Copy every line of the following data that includes the string "during".

• _Supplied records_
►

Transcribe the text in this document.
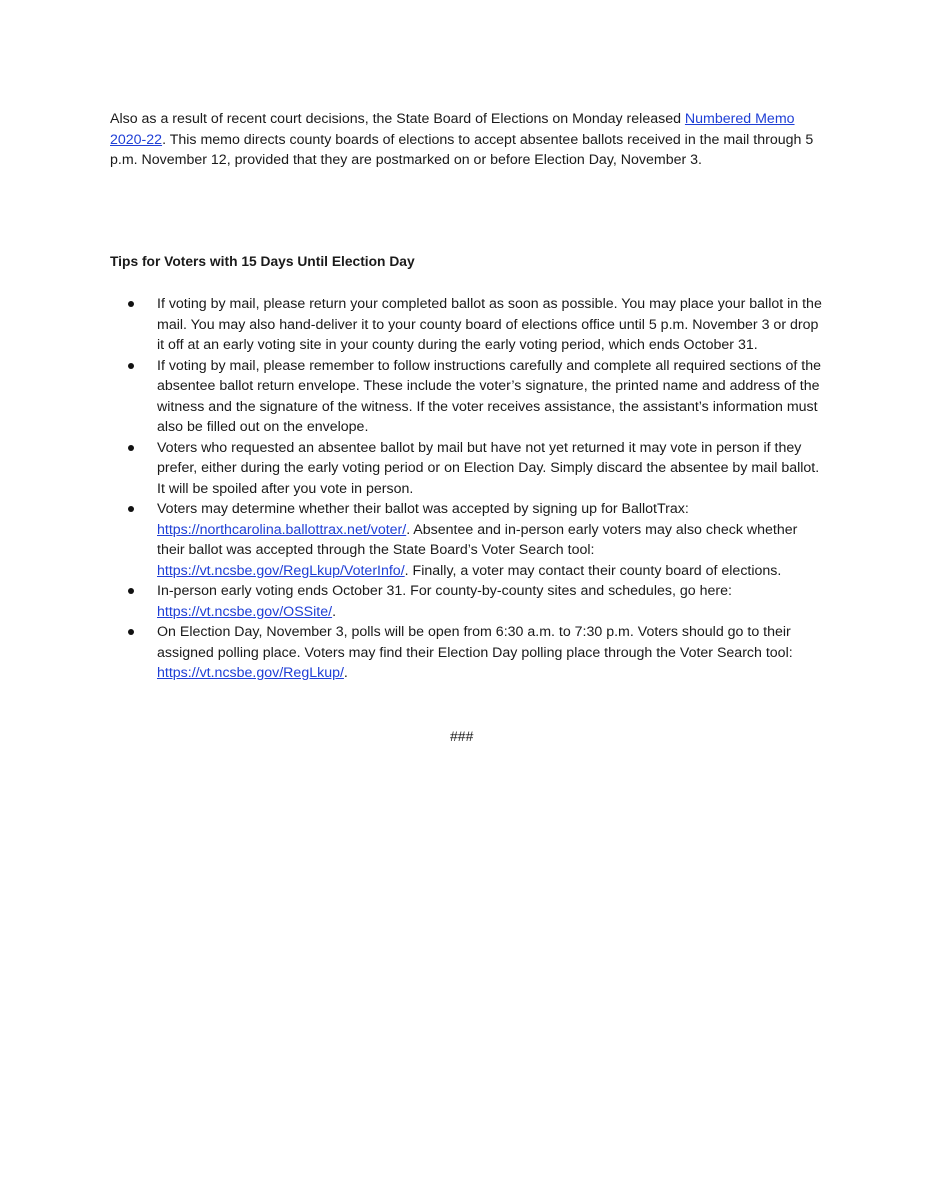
Also as a result of recent court decisions, the State Board of Elections on Monday released Numbered Memo 2020-22. This memo directs county boards of elections to accept absentee ballots received in the mail through 5 p.m. November 12, provided that they are postmarked on or before Election Day, November 3.

Tips for Voters with 15 Days Until Election Day

If voting by mail, please return your completed ballot as soon as possible. You may place your ballot in the mail. You may also hand-deliver it to your county board of elections office until 5 p.m. November 3 or drop it off at an early voting site in your county during the early voting period, which ends October 31.
If voting by mail, please remember to follow instructions carefully and complete all required sections of the absentee ballot return envelope. These include the voter’s signature, the printed name and address of the witness and the signature of the witness. If the voter receives assistance, the assistant’s information must also be filled out on the envelope.
Voters who requested an absentee ballot by mail but have not yet returned it may vote in person if they prefer, either during the early voting period or on Election Day. Simply discard the absentee by mail ballot. It will be spoiled after you vote in person.
Voters may determine whether their ballot was accepted by signing up for BallotTrax: https://northcarolina.ballottrax.net/voter/. Absentee and in-person early voters may also check whether their ballot was accepted through the State Board’s Voter Search tool: https://vt.ncsbe.gov/RegLkup/VoterInfo/. Finally, a voter may contact their county board of elections.
In-person early voting ends October 31. For county-by-county sites and schedules, go here: https://vt.ncsbe.gov/OSSite/.
On Election Day, November 3, polls will be open from 6:30 a.m. to 7:30 p.m. Voters should go to their assigned polling place. Voters may find their Election Day polling place through the Voter Search tool: https://vt.ncsbe.gov/RegLkup/.
###
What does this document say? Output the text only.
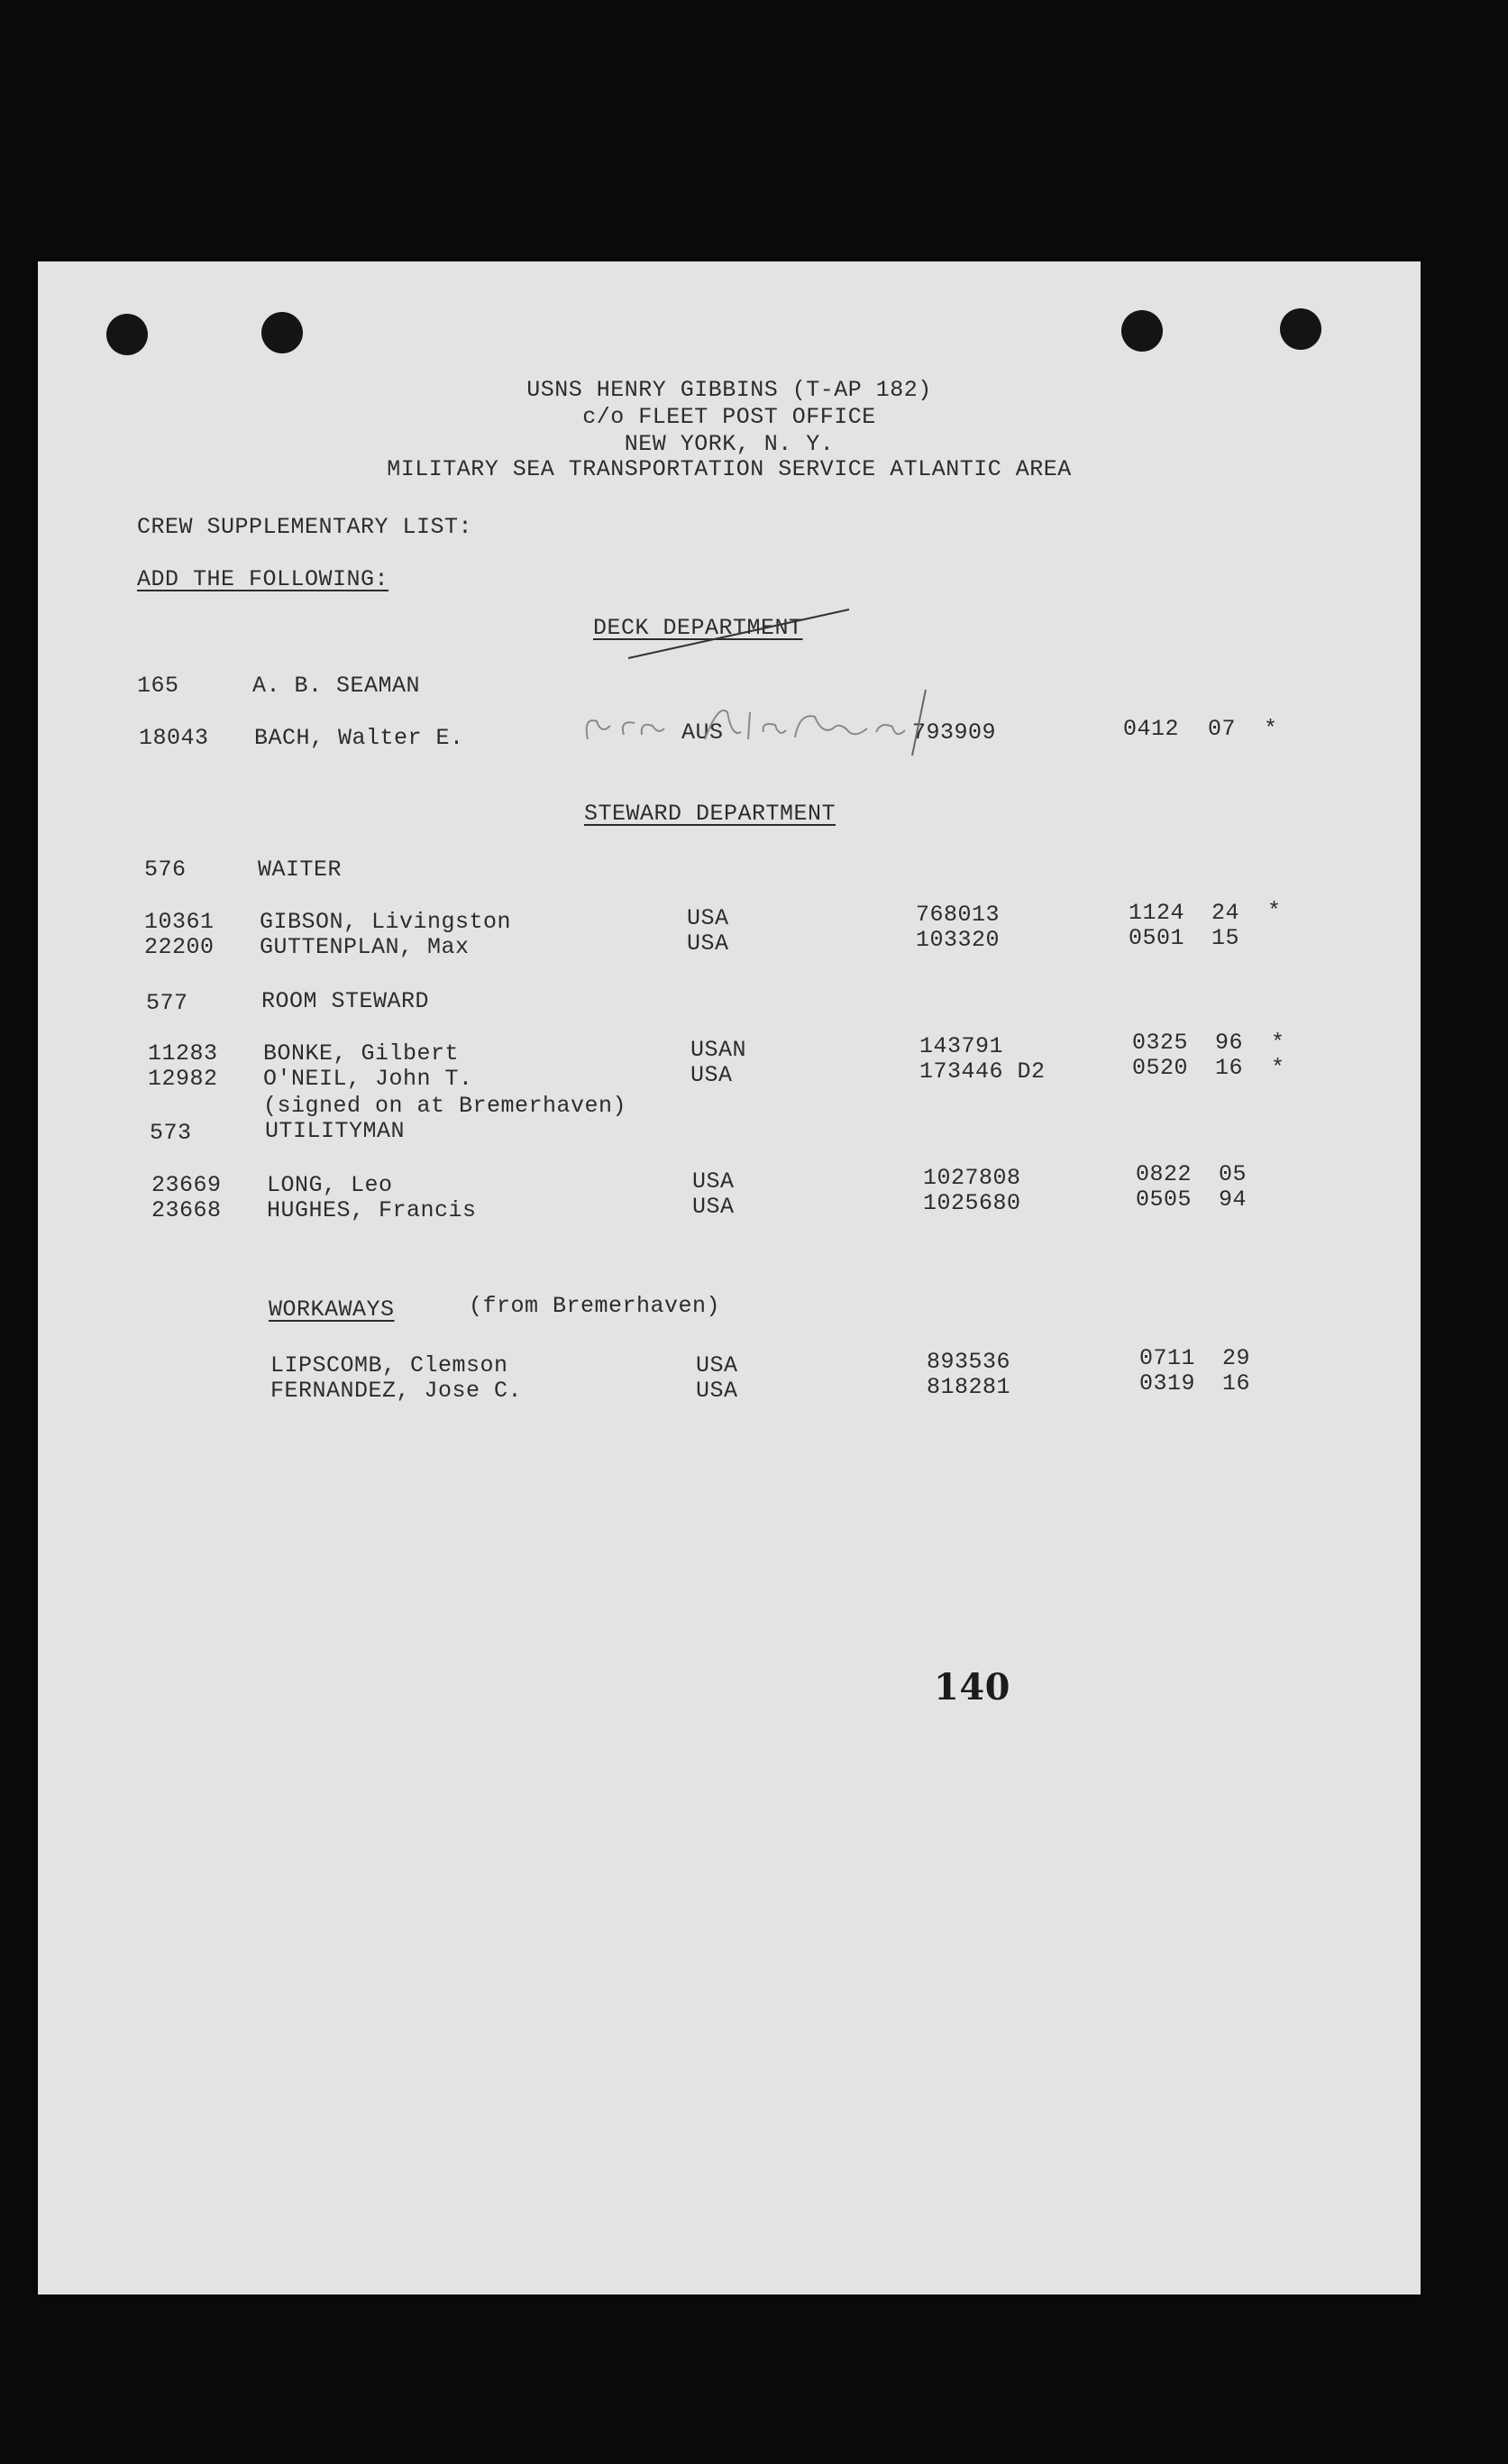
USNS HENRY GIBBINS (T-AP 182)
c/o FLEET POST OFFICE
NEW YORK, N. Y.
MILITARY SEA TRANSPORTATION SERVICE ATLANTIC AREA
CREW SUPPLEMENTARY LIST:
ADD THE FOLLOWING:
DECK DEPARTMENT
165	A. B. SEAMAN
18043 BACH, Walter E.	AUS	793909	0412 07 *
STEWARD DEPARTMENT
576	WAITER
10361 GIBSON, Livingston	USA	768013	1124 24 *
22200 GUTTENPLAN, Max	USA	103320	0501 15
577	ROOM STEWARD
11283 BONKE, Gilbert	USAN	143791	0325 96 *
12982 O'NEIL, John T.	USA	173446 D2	0520 16 *
(signed on at Bremerhaven)
573	UTILITYMAN
23669 LONG, Leo	USA	1027808	0822 05
23668 HUGHES, Francis	USA	1025680	0505 94
WORKAWAYS	(from Bremerhaven)
LIPSCOMB, Clemson	USA	893536	0711 29
FERNANDEZ, Jose C.	USA	818281	0319 16
140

◄

• _Exercise solution_
If voting by mail, please return your completed ballot as soon as possible. You may place your ballot in the mail. You may also hand-deliver it to your county board of elections office until 5 p.m. November 3 or drop it off at an early voting site in your county during the early voting period, which ends October 31.
Voters who requested an absentee ballot by mail but have not yet returned it may vote in person if they prefer, either during the early voting period or on Election Day. Simply discard the absentee by mail ballot. It will be spoiled after you vote in person.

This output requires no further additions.